Output the lines that follow exactly as they are.
"""
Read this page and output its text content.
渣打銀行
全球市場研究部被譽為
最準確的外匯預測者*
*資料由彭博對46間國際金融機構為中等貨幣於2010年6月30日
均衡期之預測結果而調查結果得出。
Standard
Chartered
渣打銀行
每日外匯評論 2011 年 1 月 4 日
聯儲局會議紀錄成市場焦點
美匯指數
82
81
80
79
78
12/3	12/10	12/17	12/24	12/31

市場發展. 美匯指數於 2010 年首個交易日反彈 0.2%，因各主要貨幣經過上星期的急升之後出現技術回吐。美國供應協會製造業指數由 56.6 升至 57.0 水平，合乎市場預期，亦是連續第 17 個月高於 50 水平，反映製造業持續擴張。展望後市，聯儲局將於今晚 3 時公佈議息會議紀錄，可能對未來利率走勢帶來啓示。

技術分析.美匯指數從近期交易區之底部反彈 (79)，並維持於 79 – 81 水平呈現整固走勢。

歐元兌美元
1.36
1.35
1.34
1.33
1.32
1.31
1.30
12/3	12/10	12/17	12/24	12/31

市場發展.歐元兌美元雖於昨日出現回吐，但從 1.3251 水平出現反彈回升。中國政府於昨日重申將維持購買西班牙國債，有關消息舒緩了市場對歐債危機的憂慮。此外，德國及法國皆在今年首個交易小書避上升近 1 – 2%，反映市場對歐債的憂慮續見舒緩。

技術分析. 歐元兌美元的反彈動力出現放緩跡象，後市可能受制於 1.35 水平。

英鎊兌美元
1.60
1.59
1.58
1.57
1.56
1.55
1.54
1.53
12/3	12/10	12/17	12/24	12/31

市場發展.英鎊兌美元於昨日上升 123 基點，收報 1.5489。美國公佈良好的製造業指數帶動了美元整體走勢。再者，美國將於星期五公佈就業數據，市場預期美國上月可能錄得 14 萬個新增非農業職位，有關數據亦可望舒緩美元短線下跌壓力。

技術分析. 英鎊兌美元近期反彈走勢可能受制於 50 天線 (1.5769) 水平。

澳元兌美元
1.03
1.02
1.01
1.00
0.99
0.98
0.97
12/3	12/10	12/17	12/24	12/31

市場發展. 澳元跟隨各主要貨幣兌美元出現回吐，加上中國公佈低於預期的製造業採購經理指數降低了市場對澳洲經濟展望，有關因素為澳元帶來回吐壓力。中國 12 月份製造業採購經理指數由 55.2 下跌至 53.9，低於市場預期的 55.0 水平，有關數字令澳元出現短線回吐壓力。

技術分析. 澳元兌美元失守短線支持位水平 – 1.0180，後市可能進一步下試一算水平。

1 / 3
"""
The result:
Read this page and output its text content.
渣打銀行
全球市場研究部被譽為
最準確的外匯預測者*
*資料由彭博對46間國際金融機構為中等貨幣於2010年6月30日
均衡期之預測結果而調查結果得出。
Standard
Chartered
渣打銀行
每日外匯評論 2011 年 1 月 4 日
聯儲局會議紀錄成市場焦點
美匯指數
82
81
80
79
78
12/3	12/10	12/17	12/24	12/31

市場發展. 美匯指數於 2010 年首個交易日反彈 0.2%，因各主要貨幣經過上星期的急升之後出現技術回吐。美國供應協會製造業指數由 56.6 升至 57.0 水平，合乎市場預期，亦是連續第 17 個月高於 50 水平，反映製造業持續擴張。展望後市，聯儲局將於今晚 3 時公佈議息會議紀錄，可能對未來利率走勢帶來啓示。

技術分析.美匯指數從近期交易區之底部反彈 (79)，並維持於 79 – 81 水平呈現整固走勢。

歐元兌美元
1.36
1.35
1.34
1.33
1.32
1.31
1.30
12/3	12/10	12/17	12/24	12/31

市場發展.歐元兌美元雖於昨日出現回吐，但從 1.3251 水平出現反彈回升。中國政府於昨日重申將維持購買西班牙國債，有關消息舒緩了市場對歐債危機的憂慮。此外，德國及法國皆在今年首個交易小書避上升近 1 – 2%，反映市場對歐債的憂慮續見舒緩。

技術分析. 歐元兌美元的反彈動力出現放緩跡象，後市可能受制於 1.35 水平。

英鎊兌美元
1.60
1.59
1.58
1.57
1.56
1.55
1.54
1.53
12/3	12/10	12/17	12/24	12/31

市場發展.英鎊兌美元於昨日上升 123 基點，收報 1.5489。美國公佈良好的製造業指數帶動了美元整體走勢。再者，美國將於星期五公佈就業數據，市場預期美國上月可能錄得 14 萬個新增非農業職位，有關數據亦可望舒緩美元短線下跌壓力。

技術分析. 英鎊兌美元近期反彈走勢可能受制於 50 天線 (1.5769) 水平。

澳元兌美元
1.03
1.02
1.01
1.00
0.99
0.98
0.97
12/3	12/10	12/17	12/24	12/31

市場發展. 澳元跟隨各主要貨幣兌美元出現回吐，加上中國公佈低於預期的製造業採購經理指數降低了市場對澳洲經濟展望，有關因素為澳元帶來回吐壓力。中國 12 月份製造業採購經理指數由 55.2 下跌至 53.9，低於市場預期的 55.0 水平，有關數字令澳元出現短線回吐壓力。

技術分析. 澳元兌美元失守短線支持位水平 – 1.0180，後市可能進一步下試一算水平。

1 / 3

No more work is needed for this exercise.